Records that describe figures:
◇ ◇ ◇ ◇

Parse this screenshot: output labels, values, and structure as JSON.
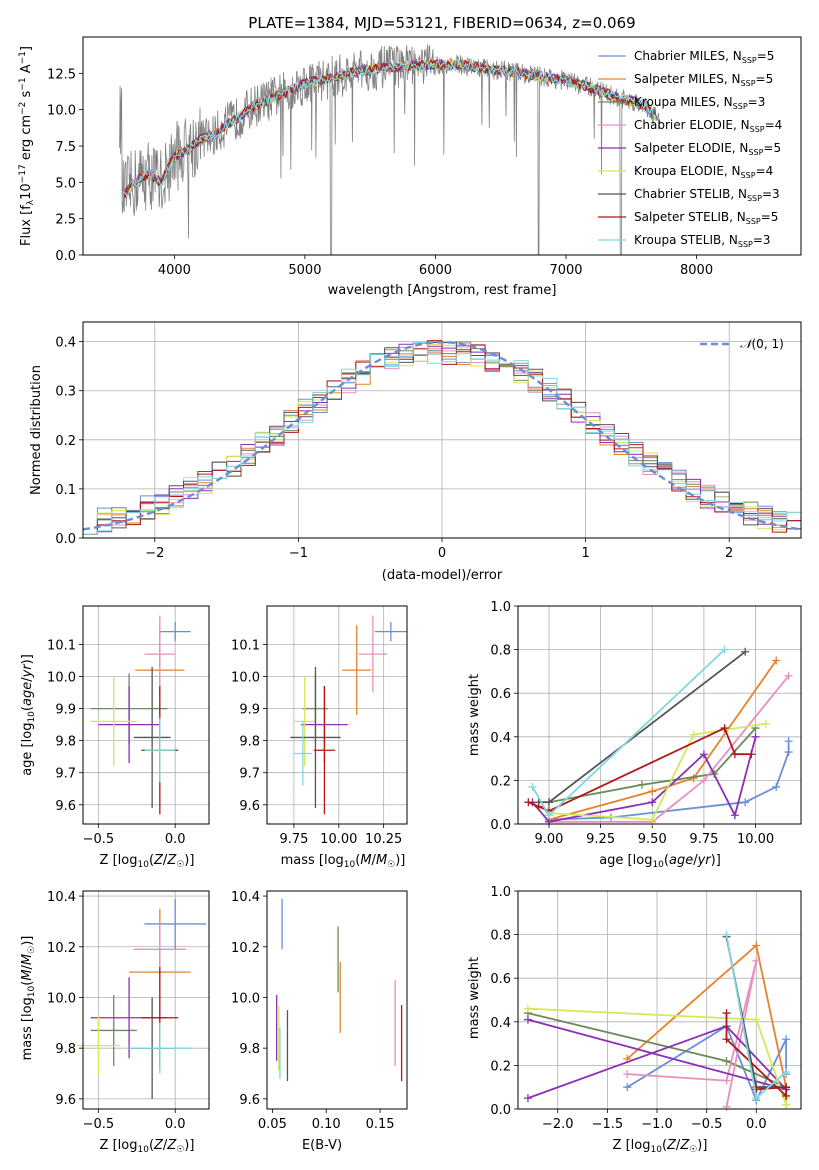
{
  "figure": {
    "title": "PLATE=1384, MJD=53121, FIBERID=0634, z=0.069"
  },
  "colors": [
    "#6a8fd8",
    "#e8812a",
    "#6d8a5a",
    "#e98fc0",
    "#8b2fb8",
    "#d4e85a",
    "#555555",
    "#b01818",
    "#7fd8e0"
  ],
  "chart_data": [
    {
      "id": "spectrum",
      "type": "line",
      "title": "PLATE=1384, MJD=53121, FIBERID=0634, z=0.069",
      "xlabel": "wavelength [Angstrom, rest frame]",
      "ylabel": "Flux [f$_\\lambda$10$^{-17}$ erg cm$^{-2}$ s$^{-1}$ A$^{-1}$]",
      "ylabel_parts": [
        "Flux [f",
        "λ",
        "10",
        "−17",
        " erg cm",
        "−2",
        " s",
        "−1",
        " A",
        "−1",
        "]"
      ],
      "xlim": [
        3300,
        8800
      ],
      "ylim": [
        0,
        15
      ],
      "xticks": [
        4000,
        5000,
        6000,
        7000,
        8000
      ],
      "yticks": [
        "0.0",
        "2.5",
        "5.0",
        "7.5",
        "10.0",
        "12.5"
      ],
      "grid": false,
      "legend_position": "right",
      "legend": [
        {
          "base": "Chabrier MILES, N",
          "sub": "SSP",
          "suffix": "=5"
        },
        {
          "base": "Salpeter MILES, N",
          "sub": "SSP",
          "suffix": "=5"
        },
        {
          "base": "Kroupa MILES, N",
          "sub": "SSP",
          "suffix": "=3"
        },
        {
          "base": "Chabrier ELODIE, N",
          "sub": "SSP",
          "suffix": "=4"
        },
        {
          "base": "Salpeter ELODIE, N",
          "sub": "SSP",
          "suffix": "=5"
        },
        {
          "base": "Kroupa ELODIE, N",
          "sub": "SSP",
          "suffix": "=4"
        },
        {
          "base": "Chabrier STELIB, N",
          "sub": "SSP",
          "suffix": "=3"
        },
        {
          "base": "Salpeter STELIB, N",
          "sub": "SSP",
          "suffix": "=5"
        },
        {
          "base": "Kroupa STELIB, N",
          "sub": "SSP",
          "suffix": "=3"
        }
      ],
      "continuum": [
        [
          3600,
          4.0
        ],
        [
          3700,
          5.0
        ],
        [
          3800,
          5.6
        ],
        [
          3900,
          5.0
        ],
        [
          4000,
          6.8
        ],
        [
          4100,
          7.2
        ],
        [
          4200,
          8.0
        ],
        [
          4300,
          8.2
        ],
        [
          4400,
          9.0
        ],
        [
          4500,
          9.5
        ],
        [
          4600,
          10.2
        ],
        [
          4800,
          11.0
        ],
        [
          5000,
          11.8
        ],
        [
          5200,
          12.2
        ],
        [
          5400,
          12.6
        ],
        [
          5600,
          12.9
        ],
        [
          5800,
          13.0
        ],
        [
          6000,
          13.1
        ],
        [
          6200,
          13.1
        ],
        [
          6400,
          12.8
        ],
        [
          6600,
          12.6
        ],
        [
          6800,
          12.3
        ],
        [
          7000,
          12.0
        ],
        [
          7200,
          11.5
        ],
        [
          7400,
          10.8
        ],
        [
          7600,
          10.4
        ],
        [
          7700,
          9.4
        ]
      ]
    },
    {
      "id": "residuals",
      "type": "histogram",
      "xlabel": "(data-model)/error",
      "ylabel": "Normed distribution",
      "xlim": [
        -2.5,
        2.5
      ],
      "ylim": [
        0,
        0.44
      ],
      "xticks": [
        "−2",
        "−1",
        "0",
        "1",
        "2"
      ],
      "yticks": [
        "0.0",
        "0.1",
        "0.2",
        "0.3",
        "0.4"
      ],
      "grid": true,
      "legend_position": "top-right",
      "reference_curve": "𝒩(0, 1)",
      "reference_label_parts": [
        "𝒩",
        "(0, 1)"
      ]
    },
    {
      "id": "age_vs_Z",
      "type": "errorbar",
      "xlabel": "Z [log10(Z/Z☉)]",
      "ylabel": "age [log10(age/yr)]",
      "xlim": [
        -0.6,
        0.22
      ],
      "ylim": [
        9.54,
        10.22
      ],
      "xticks": [
        "−0.5",
        "0.0"
      ],
      "yticks": [
        "9.6",
        "9.7",
        "9.8",
        "9.9",
        "10.0",
        "10.1"
      ],
      "grid": true,
      "points": [
        {
          "x": 0.0,
          "y": 10.14,
          "xerr": 0.1,
          "yerr": 0.03
        },
        {
          "x": -0.1,
          "y": 10.02,
          "xerr": 0.16,
          "yerr": 0.14
        },
        {
          "x": -0.3,
          "y": 9.9,
          "xerr": 0.25,
          "yerr": 0.11
        },
        {
          "x": -0.1,
          "y": 10.07,
          "xerr": 0.1,
          "yerr": 0.12
        },
        {
          "x": -0.3,
          "y": 9.85,
          "xerr": 0.2,
          "yerr": 0.12
        },
        {
          "x": -0.4,
          "y": 9.86,
          "xerr": 0.15,
          "yerr": 0.14
        },
        {
          "x": -0.15,
          "y": 9.81,
          "xerr": 0.12,
          "yerr": 0.22
        },
        {
          "x": -0.1,
          "y": 9.77,
          "xerr": 0.12,
          "yerr": 0.2
        },
        {
          "x": -0.1,
          "y": 9.77,
          "xerr": 0.1,
          "yerr": 0.1
        }
      ]
    },
    {
      "id": "age_vs_mass",
      "type": "errorbar",
      "xlabel": "mass [log10(M/M☉)]",
      "ylabel": "",
      "xlim": [
        9.6,
        10.38
      ],
      "ylim": [
        9.54,
        10.22
      ],
      "xticks": [
        "9.75",
        "10.00",
        "10.25"
      ],
      "yticks": [
        "9.6",
        "9.7",
        "9.8",
        "9.9",
        "10.0",
        "10.1"
      ],
      "grid": true,
      "points": [
        {
          "x": 10.29,
          "y": 10.14,
          "xerr": 0.09,
          "yerr": 0.03
        },
        {
          "x": 10.1,
          "y": 10.02,
          "xerr": 0.08,
          "yerr": 0.14
        },
        {
          "x": 9.87,
          "y": 9.9,
          "xerr": 0.07,
          "yerr": 0.11
        },
        {
          "x": 10.19,
          "y": 10.07,
          "xerr": 0.08,
          "yerr": 0.12
        },
        {
          "x": 9.92,
          "y": 9.85,
          "xerr": 0.13,
          "yerr": 0.12
        },
        {
          "x": 9.81,
          "y": 9.86,
          "xerr": 0.06,
          "yerr": 0.14
        },
        {
          "x": 9.87,
          "y": 9.81,
          "xerr": 0.14,
          "yerr": 0.22
        },
        {
          "x": 9.92,
          "y": 9.77,
          "xerr": 0.06,
          "yerr": 0.2
        },
        {
          "x": 9.8,
          "y": 9.76,
          "xerr": 0.05,
          "yerr": 0.1
        }
      ]
    },
    {
      "id": "weight_vs_age",
      "type": "line",
      "xlabel": "age [log10(age/yr)]",
      "ylabel": "mass weight",
      "xlim": [
        8.85,
        10.22
      ],
      "ylim": [
        0,
        1.0
      ],
      "xticks": [
        "9.00",
        "9.25",
        "9.50",
        "9.75",
        "10.00"
      ],
      "yticks": [
        "0.0",
        "0.2",
        "0.4",
        "0.6",
        "0.8",
        "1.0"
      ],
      "grid": true,
      "series": [
        {
          "points": [
            [
              9.0,
              0.02
            ],
            [
              9.3,
              0.03
            ],
            [
              9.95,
              0.1
            ],
            [
              10.1,
              0.17
            ],
            [
              10.16,
              0.33
            ],
            [
              10.16,
              0.38
            ]
          ]
        },
        {
          "points": [
            [
              9.0,
              0.02
            ],
            [
              9.5,
              0.15
            ],
            [
              9.7,
              0.21
            ],
            [
              10.1,
              0.75
            ]
          ]
        },
        {
          "points": [
            [
              9.0,
              0.1
            ],
            [
              9.45,
              0.18
            ],
            [
              9.8,
              0.23
            ],
            [
              10.0,
              0.44
            ]
          ]
        },
        {
          "points": [
            [
              9.0,
              0.01
            ],
            [
              9.5,
              0.01
            ],
            [
              9.75,
              0.2
            ],
            [
              10.16,
              0.68
            ]
          ]
        },
        {
          "points": [
            [
              8.92,
              0.1
            ],
            [
              9.0,
              0.01
            ],
            [
              9.5,
              0.1
            ],
            [
              9.75,
              0.32
            ],
            [
              9.9,
              0.04
            ],
            [
              10.0,
              0.4
            ]
          ]
        },
        {
          "points": [
            [
              9.0,
              0.05
            ],
            [
              9.5,
              0.02
            ],
            [
              9.7,
              0.41
            ],
            [
              10.05,
              0.46
            ]
          ]
        },
        {
          "points": [
            [
              8.95,
              0.1
            ],
            [
              9.0,
              0.1
            ],
            [
              9.95,
              0.79
            ]
          ]
        },
        {
          "points": [
            [
              8.9,
              0.1
            ],
            [
              8.95,
              0.08
            ],
            [
              9.0,
              0.06
            ],
            [
              9.85,
              0.44
            ],
            [
              9.9,
              0.32
            ],
            [
              9.98,
              0.32
            ]
          ]
        },
        {
          "points": [
            [
              8.92,
              0.17
            ],
            [
              9.0,
              0.04
            ],
            [
              9.85,
              0.8
            ]
          ]
        }
      ]
    },
    {
      "id": "mass_vs_Z",
      "type": "errorbar",
      "xlabel": "Z [log10(Z/Z☉)]",
      "ylabel": "mass [log10(M/M☉)]",
      "xlim": [
        -0.6,
        0.22
      ],
      "ylim": [
        9.56,
        10.42
      ],
      "xticks": [
        "−0.5",
        "0.0"
      ],
      "yticks": [
        "9.6",
        "9.8",
        "10.0",
        "10.2",
        "10.4"
      ],
      "grid": true,
      "points": [
        {
          "x": 0.0,
          "y": 10.29,
          "xerr": 0.2,
          "yerr": 0.1
        },
        {
          "x": -0.1,
          "y": 10.1,
          "xerr": 0.2,
          "yerr": 0.25
        },
        {
          "x": -0.4,
          "y": 9.87,
          "xerr": 0.15,
          "yerr": 0.14
        },
        {
          "x": -0.1,
          "y": 10.19,
          "xerr": 0.17,
          "yerr": 0.1
        },
        {
          "x": -0.3,
          "y": 9.92,
          "xerr": 0.25,
          "yerr": 0.16
        },
        {
          "x": -0.5,
          "y": 9.81,
          "xerr": 0.14,
          "yerr": 0.12
        },
        {
          "x": -0.15,
          "y": 9.8,
          "xerr": 0.15,
          "yerr": 0.2
        },
        {
          "x": -0.1,
          "y": 9.92,
          "xerr": 0.12,
          "yerr": 0.2
        },
        {
          "x": -0.1,
          "y": 9.8,
          "xerr": 0.2,
          "yerr": 0.1
        }
      ]
    },
    {
      "id": "mass_vs_ebv",
      "type": "errorbar",
      "xlabel": "E(B-V)",
      "ylabel": "",
      "xlim": [
        0.045,
        0.175
      ],
      "ylim": [
        9.56,
        10.42
      ],
      "xticks": [
        "0.05",
        "0.10",
        "0.15"
      ],
      "yticks": [
        "9.6",
        "9.8",
        "10.0",
        "10.2",
        "10.4"
      ],
      "grid": false,
      "points": [
        {
          "x": 0.059,
          "y": 10.29,
          "xerr": 0,
          "yerr": 0.1
        },
        {
          "x": 0.113,
          "y": 10.0,
          "xerr": 0,
          "yerr": 0.14
        },
        {
          "x": 0.111,
          "y": 10.15,
          "xerr": 0,
          "yerr": 0.13
        },
        {
          "x": 0.164,
          "y": 9.9,
          "xerr": 0,
          "yerr": 0.17
        },
        {
          "x": 0.054,
          "y": 9.88,
          "xerr": 0,
          "yerr": 0.13
        },
        {
          "x": 0.056,
          "y": 9.84,
          "xerr": 0,
          "yerr": 0.13
        },
        {
          "x": 0.064,
          "y": 9.81,
          "xerr": 0,
          "yerr": 0.14
        },
        {
          "x": 0.17,
          "y": 9.82,
          "xerr": 0,
          "yerr": 0.15
        },
        {
          "x": 0.057,
          "y": 9.78,
          "xerr": 0,
          "yerr": 0.1
        }
      ]
    },
    {
      "id": "weight_vs_Z",
      "type": "line",
      "xlabel": "Z [log10(Z/Z☉)]",
      "ylabel": "mass weight",
      "xlim": [
        -2.4,
        0.45
      ],
      "ylim": [
        0,
        1.0
      ],
      "xticks": [
        "−2.0",
        "−1.5",
        "−1.0",
        "−0.5",
        "0.0"
      ],
      "yticks": [
        "0.0",
        "0.2",
        "0.4",
        "0.6",
        "0.8",
        "1.0"
      ],
      "grid": true,
      "series": [
        {
          "points": [
            [
              -1.3,
              0.1
            ],
            [
              -0.3,
              0.38
            ],
            [
              0.0,
              0.04
            ],
            [
              0.3,
              0.32
            ],
            [
              0.3,
              0.16
            ]
          ]
        },
        {
          "points": [
            [
              -1.3,
              0.23
            ],
            [
              0.0,
              0.75
            ],
            [
              0.3,
              0.1
            ],
            [
              0.3,
              0.02
            ]
          ]
        },
        {
          "points": [
            [
              -2.3,
              0.44
            ],
            [
              -0.3,
              0.22
            ],
            [
              0.3,
              0.1
            ],
            [
              0.0,
              0.1
            ]
          ]
        },
        {
          "points": [
            [
              -1.3,
              0.16
            ],
            [
              -0.3,
              0.13
            ],
            [
              0.0,
              0.68
            ],
            [
              -0.3,
              0.01
            ]
          ]
        },
        {
          "points": [
            [
              -2.3,
              0.05
            ],
            [
              -0.3,
              0.38
            ],
            [
              0.3,
              0.09
            ],
            [
              -2.3,
              0.41
            ]
          ]
        },
        {
          "points": [
            [
              -2.3,
              0.46
            ],
            [
              0.0,
              0.41
            ],
            [
              0.3,
              0.02
            ],
            [
              0.3,
              0.05
            ]
          ]
        },
        {
          "points": [
            [
              -0.3,
              0.79
            ],
            [
              0.0,
              0.1
            ],
            [
              0.3,
              0.1
            ]
          ]
        },
        {
          "points": [
            [
              -0.3,
              0.44
            ],
            [
              -0.3,
              0.32
            ],
            [
              0.3,
              0.06
            ],
            [
              0.3,
              0.1
            ],
            [
              0.0,
              0.09
            ]
          ]
        },
        {
          "points": [
            [
              -0.3,
              0.8
            ],
            [
              0.0,
              0.05
            ],
            [
              0.3,
              0.17
            ]
          ]
        }
      ]
    }
  ]
}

◇ ◇ ◇ ◇

### What this task involves
Your answer should be only the number of lines that hold the word "STELIB".

### Expected output
3